# Task statement:
Quote the data below in full, please, without altering anything.

# Working data:

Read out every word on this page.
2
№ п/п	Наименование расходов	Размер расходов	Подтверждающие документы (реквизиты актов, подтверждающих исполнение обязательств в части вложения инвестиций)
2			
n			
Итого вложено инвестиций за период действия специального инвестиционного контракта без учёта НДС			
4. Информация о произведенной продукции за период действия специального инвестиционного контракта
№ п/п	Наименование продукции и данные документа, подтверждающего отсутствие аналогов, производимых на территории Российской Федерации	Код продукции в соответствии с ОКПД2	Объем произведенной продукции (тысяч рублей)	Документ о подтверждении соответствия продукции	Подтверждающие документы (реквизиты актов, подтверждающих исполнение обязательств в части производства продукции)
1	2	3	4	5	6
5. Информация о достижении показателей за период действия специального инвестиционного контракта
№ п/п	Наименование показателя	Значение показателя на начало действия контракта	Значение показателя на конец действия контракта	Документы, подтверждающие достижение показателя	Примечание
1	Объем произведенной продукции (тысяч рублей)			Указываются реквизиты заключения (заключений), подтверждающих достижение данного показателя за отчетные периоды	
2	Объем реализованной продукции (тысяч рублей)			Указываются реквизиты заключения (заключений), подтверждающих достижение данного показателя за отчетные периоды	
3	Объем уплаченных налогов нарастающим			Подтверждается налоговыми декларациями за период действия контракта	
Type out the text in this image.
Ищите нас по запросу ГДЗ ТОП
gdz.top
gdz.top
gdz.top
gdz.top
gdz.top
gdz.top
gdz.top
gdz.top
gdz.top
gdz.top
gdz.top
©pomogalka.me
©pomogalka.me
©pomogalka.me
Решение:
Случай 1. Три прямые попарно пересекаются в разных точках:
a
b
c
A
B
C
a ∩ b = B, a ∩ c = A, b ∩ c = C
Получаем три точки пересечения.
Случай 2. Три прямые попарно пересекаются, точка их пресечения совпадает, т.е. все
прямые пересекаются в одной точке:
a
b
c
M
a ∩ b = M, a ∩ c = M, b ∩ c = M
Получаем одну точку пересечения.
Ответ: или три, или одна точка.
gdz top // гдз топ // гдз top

# Result for this exercise:
Read out every word on this page.
2
№ п/п	Наименование расходов	Размер расходов	Подтверждающие документы (реквизиты актов, подтверждающих исполнение обязательств в части вложения инвестиций)
2			
n			
Итого вложено инвестиций за период действия специального инвестиционного контракта без учёта НДС			
4. Информация о произведенной продукции за период действия специального инвестиционного контракта
№ п/п	Наименование продукции и данные документа, подтверждающего отсутствие аналогов, производимых на территории Российской Федерации	Код продукции в соответствии с ОКПД2	Объем произведенной продукции (тысяч рублей)	Документ о подтверждении соответствия продукции	Подтверждающие документы (реквизиты актов, подтверждающих исполнение обязательств в части производства продукции)
1	2	3	4	5	6
5. Информация о достижении показателей за период действия специального инвестиционного контракта
№ п/п	Наименование показателя	Значение показателя на начало действия контракта	Значение показателя на конец действия контракта	Документы, подтверждающие достижение показателя	Примечание
1	Объем произведенной продукции (тысяч рублей)			Указываются реквизиты заключения (заключений), подтверждающих достижение данного показателя за отчетные периоды	
2	Объем реализованной продукции (тысяч рублей)			Указываются реквизиты заключения (заключений), подтверждающих достижение данного показателя за отчетные периоды	
3	Объем уплаченных налогов нарастающим			Подтверждается налоговыми декларациями за период действия контракта	
Type out the text in this image.
Ищите нас по запросу ГДЗ ТОП
gdz.top
gdz.top
gdz.top
gdz.top
gdz.top
gdz.top
gdz.top
gdz.top
gdz.top
gdz.top
gdz.top
©pomogalka.me
©pomogalka.me
©pomogalka.me
Решение:
Случай 1. Три прямые попарно пересекаются в разных точках:
a
b
c
A
B
C
a ∩ b = B, a ∩ c = A, b ∩ c = C
Получаем три точки пересечения.
Случай 2. Три прямые попарно пересекаются, точка их пресечения совпадает, т.е. все
прямые пересекаются в одной точке:
a
b
c
M
a ∩ b = M, a ∩ c = M, b ∩ c = M
Получаем одну точку пересечения.
Ответ: или три, или одна точка.
gdz top // гдз топ // гдз top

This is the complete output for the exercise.